▶ **WHAT THIS TASK INVOLVES**: Type out the data exactly as given. Skip any image.
━━ INFORMATION GIVEN
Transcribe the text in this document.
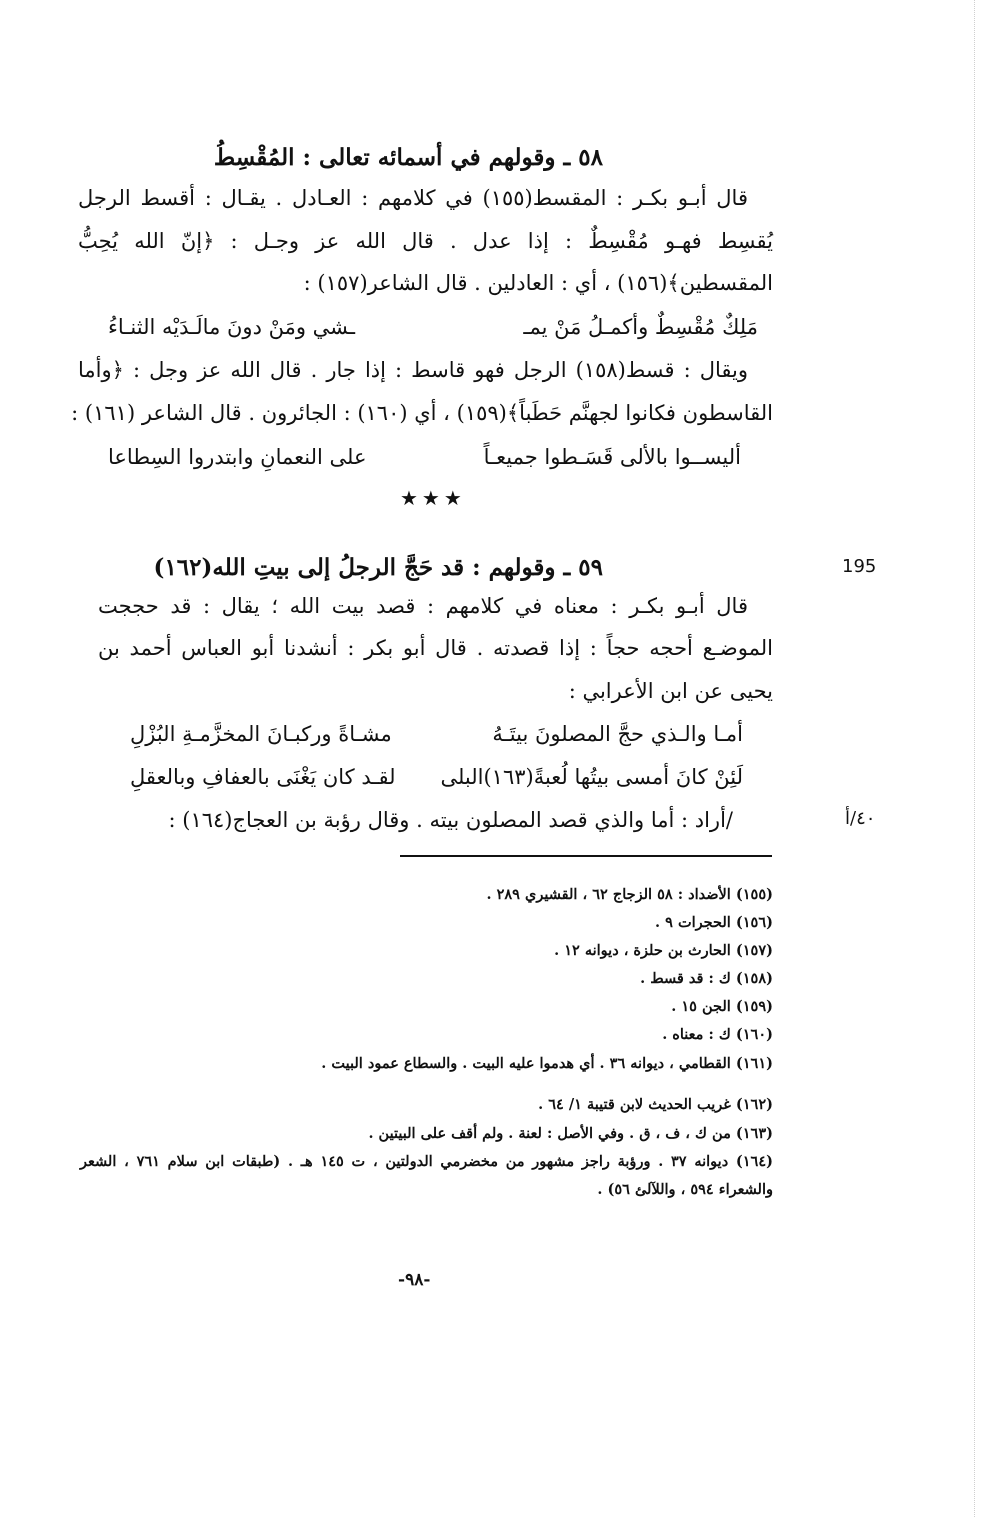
٥٨ ـ وقولهم في أسمائه تعالى : المُقْسِطُ
قال أبـو بكـر : المقسط(١٥٥) في كلامهم : العـادل . يقـال : أقسط الرجل
يُقسِط فهـو مُقْسِطٌ : إذا عدل . قال الله عز وجـل : ﴿إنّ الله يُحِبُّ
المقسطين﴾(١٥٦) ، أي : العادلين . قال الشاعر(١٥٧) :
مَلِكٌ مُقْسِطٌ وأكمـلُ مَنْ يمـ
ـشي ومَنْ دونَ مالَـدَيْه الثنـاءُ
ويقال : قسط(١٥٨) الرجل فهو قاسط : إذا جار . قال الله عز وجل : ﴿وأما
القاسطون فكانوا لجهنَّم حَطَباً﴾(١٥٩) ، أي (١٦٠) : الجائرون . قال الشاعر (١٦١) :
أليســوا بالألى قَسَـطوا جميعـاً
على النعمانِ وابتدروا السِطاعا
★★★
٥٩ ـ وقولهم : قد حَجَّ الرجلُ إلى بيتِ الله(١٦٢)	195
قال أبـو بكـر : معناه في كلامهم : قصد بيت الله ؛ يقال : قد حججت
الموضـع أحجه حجاً : إذا قصدته . قال أبو بكر : أنشدنا أبو العباس أحمد بن
يحيى عن ابن الأعرابي :
أمـا والـذي حجَّ المصلونَ بيتَـهُ
مشـاةً وركبـانَ المخزَّمـةِ البُزْلِ
لَئِنْ كانَ أمسى بيتُها لُعبةً(١٦٣)البلى
لقـد كان يَغْنَى بالعفافِ وبالعقلِ
/أراد : أما والذي قصد المصلون بيته . وقال رؤبة بن العجاج(١٦٤) :	٤٠/أ
(١٥٥) الأضداد : ٥٨ الزجاج ٦٢ ، القشيري ٢٨٩ .
(١٥٦) الحجرات ٩ .
(١٥٧) الحارث بن حلزة ، ديوانه ١٢ .
(١٥٨) ك : قد قسط .
(١٥٩) الجن ١٥ .
(١٦٠) ك : معناه .
(١٦١) القطامي ، ديوانه ٣٦ . أي هدموا عليه البيت . والسطاع عمود البيت .
(١٦٢) غريب الحديث لابن قتيبة ١/ ٦٤ .
(١٦٣) من ك ، ف ، ق . وفي الأصل : لعنة . ولم أقف على البيتين .
(١٦٤) ديوانه ٣٧ . ورؤبة راجز مشهور من مخضرمي الدولتين ، ت ١٤٥ هـ . (طبقات ابن سلام ٧٦١ ، الشعر
والشعراء ٥٩٤ ، واللآلئ ٥٦) .
-٩٨-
━━━━
▶ **EXERCISE OUTPUT**:
Transcribe the text in this document.
٥٨ ـ وقولهم في أسمائه تعالى : المُقْسِطُ
قال أبـو بكـر : المقسط(١٥٥) في كلامهم : العـادل . يقـال : أقسط الرجل
يُقسِط فهـو مُقْسِطٌ : إذا عدل . قال الله عز وجـل : ﴿إنّ الله يُحِبُّ
المقسطين﴾(١٥٦) ، أي : العادلين . قال الشاعر(١٥٧) :
مَلِكٌ مُقْسِطٌ وأكمـلُ مَنْ يمـ
ـشي ومَنْ دونَ مالَـدَيْه الثنـاءُ
ويقال : قسط(١٥٨) الرجل فهو قاسط : إذا جار . قال الله عز وجل : ﴿وأما
القاسطون فكانوا لجهنَّم حَطَباً﴾(١٥٩) ، أي (١٦٠) : الجائرون . قال الشاعر (١٦١) :
أليســوا بالألى قَسَـطوا جميعـاً
على النعمانِ وابتدروا السِطاعا
★★★
٥٩ ـ وقولهم : قد حَجَّ الرجلُ إلى بيتِ الله(١٦٢)	195
قال أبـو بكـر : معناه في كلامهم : قصد بيت الله ؛ يقال : قد حججت
الموضـع أحجه حجاً : إذا قصدته . قال أبو بكر : أنشدنا أبو العباس أحمد بن
يحيى عن ابن الأعرابي :
أمـا والـذي حجَّ المصلونَ بيتَـهُ
مشـاةً وركبـانَ المخزَّمـةِ البُزْلِ
لَئِنْ كانَ أمسى بيتُها لُعبةً(١٦٣)البلى
لقـد كان يَغْنَى بالعفافِ وبالعقلِ
/أراد : أما والذي قصد المصلون بيته . وقال رؤبة بن العجاج(١٦٤) :	٤٠/أ
(١٥٥) الأضداد : ٥٨ الزجاج ٦٢ ، القشيري ٢٨٩ .
(١٥٦) الحجرات ٩ .
(١٥٧) الحارث بن حلزة ، ديوانه ١٢ .
(١٥٨) ك : قد قسط .
(١٥٩) الجن ١٥ .
(١٦٠) ك : معناه .
(١٦١) القطامي ، ديوانه ٣٦ . أي هدموا عليه البيت . والسطاع عمود البيت .
(١٦٢) غريب الحديث لابن قتيبة ١/ ٦٤ .
(١٦٣) من ك ، ف ، ق . وفي الأصل : لعنة . ولم أقف على البيتين .
(١٦٤) ديوانه ٣٧ . ورؤبة راجز مشهور من مخضرمي الدولتين ، ت ١٤٥ هـ . (طبقات ابن سلام ٧٦١ ، الشعر
والشعراء ٥٩٤ ، واللآلئ ٥٦) .
-٩٨-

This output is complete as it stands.